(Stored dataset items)
--
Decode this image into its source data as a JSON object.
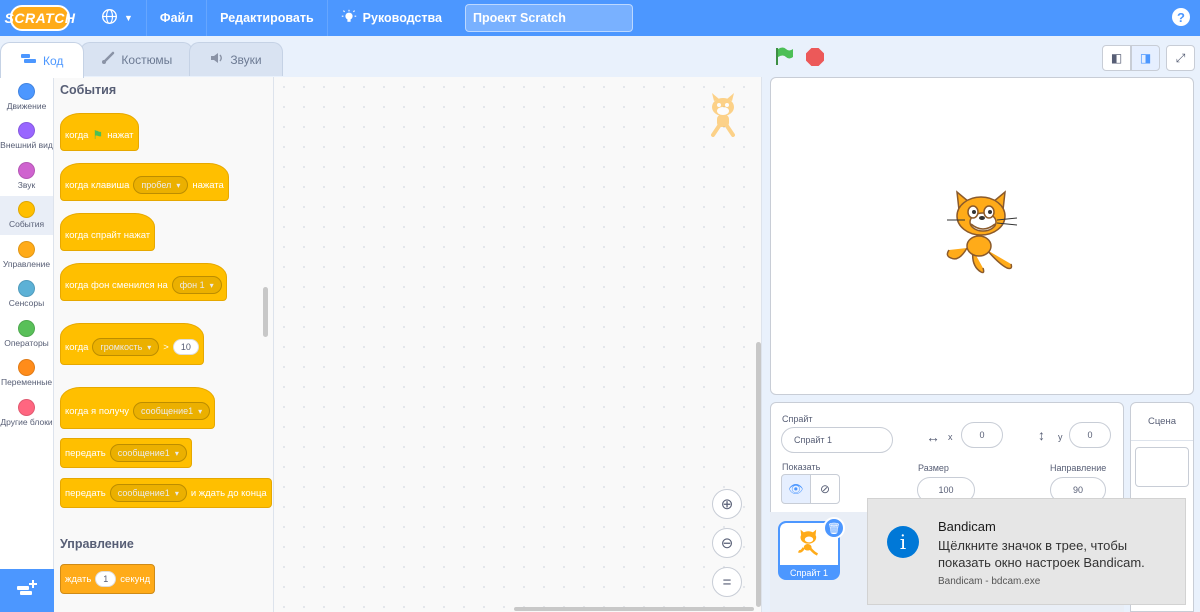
{
  "menubar": {
    "logo": "SCRATCH",
    "file": "Файл",
    "edit": "Редактировать",
    "tutorials": "Руководства",
    "project_title": "Проект Scratch",
    "help": "?"
  },
  "tabs": {
    "code": "Код",
    "costumes": "Костюмы",
    "sounds": "Звуки"
  },
  "categories": [
    {
      "label": "Движение",
      "color": "#4c97ff"
    },
    {
      "label": "Внешний вид",
      "color": "#9966ff"
    },
    {
      "label": "Звук",
      "color": "#cf63cf"
    },
    {
      "label": "События",
      "color": "#ffbf00"
    },
    {
      "label": "Управление",
      "color": "#ffab19"
    },
    {
      "label": "Сенсоры",
      "color": "#5cb1d6"
    },
    {
      "label": "Операторы",
      "color": "#59c059"
    },
    {
      "label": "Переменные",
      "color": "#ff8c1a"
    },
    {
      "label": "Другие блоки",
      "color": "#ff6680"
    }
  ],
  "palette": {
    "events_title": "События",
    "control_title": "Управление",
    "b1": {
      "a": "когда",
      "b": "нажат"
    },
    "b2": {
      "a": "когда клавиша",
      "dd": "пробел",
      "b": "нажата"
    },
    "b3": {
      "a": "когда спрайт нажат"
    },
    "b4": {
      "a": "когда фон сменился на",
      "dd": "фон 1"
    },
    "b5": {
      "a": "когда",
      "dd": "громкость",
      "op": ">",
      "num": "10"
    },
    "b6": {
      "a": "когда я получу",
      "dd": "сообщение1"
    },
    "b7": {
      "a": "передать",
      "dd": "сообщение1"
    },
    "b8": {
      "a": "передать",
      "dd": "сообщение1",
      "b": "и ждать до конца"
    },
    "b9": {
      "a": "ждать",
      "num": "1",
      "b": "секунд"
    }
  },
  "sprite_info": {
    "sprite_label": "Спрайт",
    "sprite_name": "Спрайт 1",
    "x_label": "x",
    "x_value": "0",
    "y_label": "y",
    "y_value": "0",
    "show_label": "Показать",
    "size_label": "Размер",
    "size_value": "100",
    "direction_label": "Направление",
    "direction_value": "90"
  },
  "sprite_tile": {
    "name": "Спрайт 1"
  },
  "scene": {
    "title": "Сцена"
  },
  "toast": {
    "title": "Bandicam",
    "body": "Щёлкните значок в трее, чтобы показать окно настроек Bandicam.",
    "source": "Bandicam - bdcam.exe"
  }
}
--
Set the entries down again exactly. Do not include the images.

Decode this image into its source data as a JSON object.
{
  "menubar": {
    "logo": "SCRATCH",
    "file": "Файл",
    "edit": "Редактировать",
    "tutorials": "Руководства",
    "project_title": "Проект Scratch",
    "help": "?"
  },
  "tabs": {
    "code": "Код",
    "costumes": "Костюмы",
    "sounds": "Звуки"
  },
  "categories": [
    {
      "label": "Движение",
      "color": "#4c97ff"
    },
    {
      "label": "Внешний вид",
      "color": "#9966ff"
    },
    {
      "label": "Звук",
      "color": "#cf63cf"
    },
    {
      "label": "События",
      "color": "#ffbf00"
    },
    {
      "label": "Управление",
      "color": "#ffab19"
    },
    {
      "label": "Сенсоры",
      "color": "#5cb1d6"
    },
    {
      "label": "Операторы",
      "color": "#59c059"
    },
    {
      "label": "Переменные",
      "color": "#ff8c1a"
    },
    {
      "label": "Другие блоки",
      "color": "#ff6680"
    }
  ],
  "palette": {
    "events_title": "События",
    "control_title": "Управление",
    "b1": {
      "a": "когда",
      "b": "нажат"
    },
    "b2": {
      "a": "когда клавиша",
      "dd": "пробел",
      "b": "нажата"
    },
    "b3": {
      "a": "когда спрайт нажат"
    },
    "b4": {
      "a": "когда фон сменился на",
      "dd": "фон 1"
    },
    "b5": {
      "a": "когда",
      "dd": "громкость",
      "op": ">",
      "num": "10"
    },
    "b6": {
      "a": "когда я получу",
      "dd": "сообщение1"
    },
    "b7": {
      "a": "передать",
      "dd": "сообщение1"
    },
    "b8": {
      "a": "передать",
      "dd": "сообщение1",
      "b": "и ждать до конца"
    },
    "b9": {
      "a": "ждать",
      "num": "1",
      "b": "секунд"
    }
  },
  "sprite_info": {
    "sprite_label": "Спрайт",
    "sprite_name": "Спрайт 1",
    "x_label": "x",
    "x_value": "0",
    "y_label": "y",
    "y_value": "0",
    "show_label": "Показать",
    "size_label": "Размер",
    "size_value": "100",
    "direction_label": "Направление",
    "direction_value": "90"
  },
  "sprite_tile": {
    "name": "Спрайт 1"
  },
  "scene": {
    "title": "Сцена"
  },
  "toast": {
    "title": "Bandicam",
    "body": "Щёлкните значок в трее, чтобы показать окно настроек Bandicam.",
    "source": "Bandicam - bdcam.exe"
  }
}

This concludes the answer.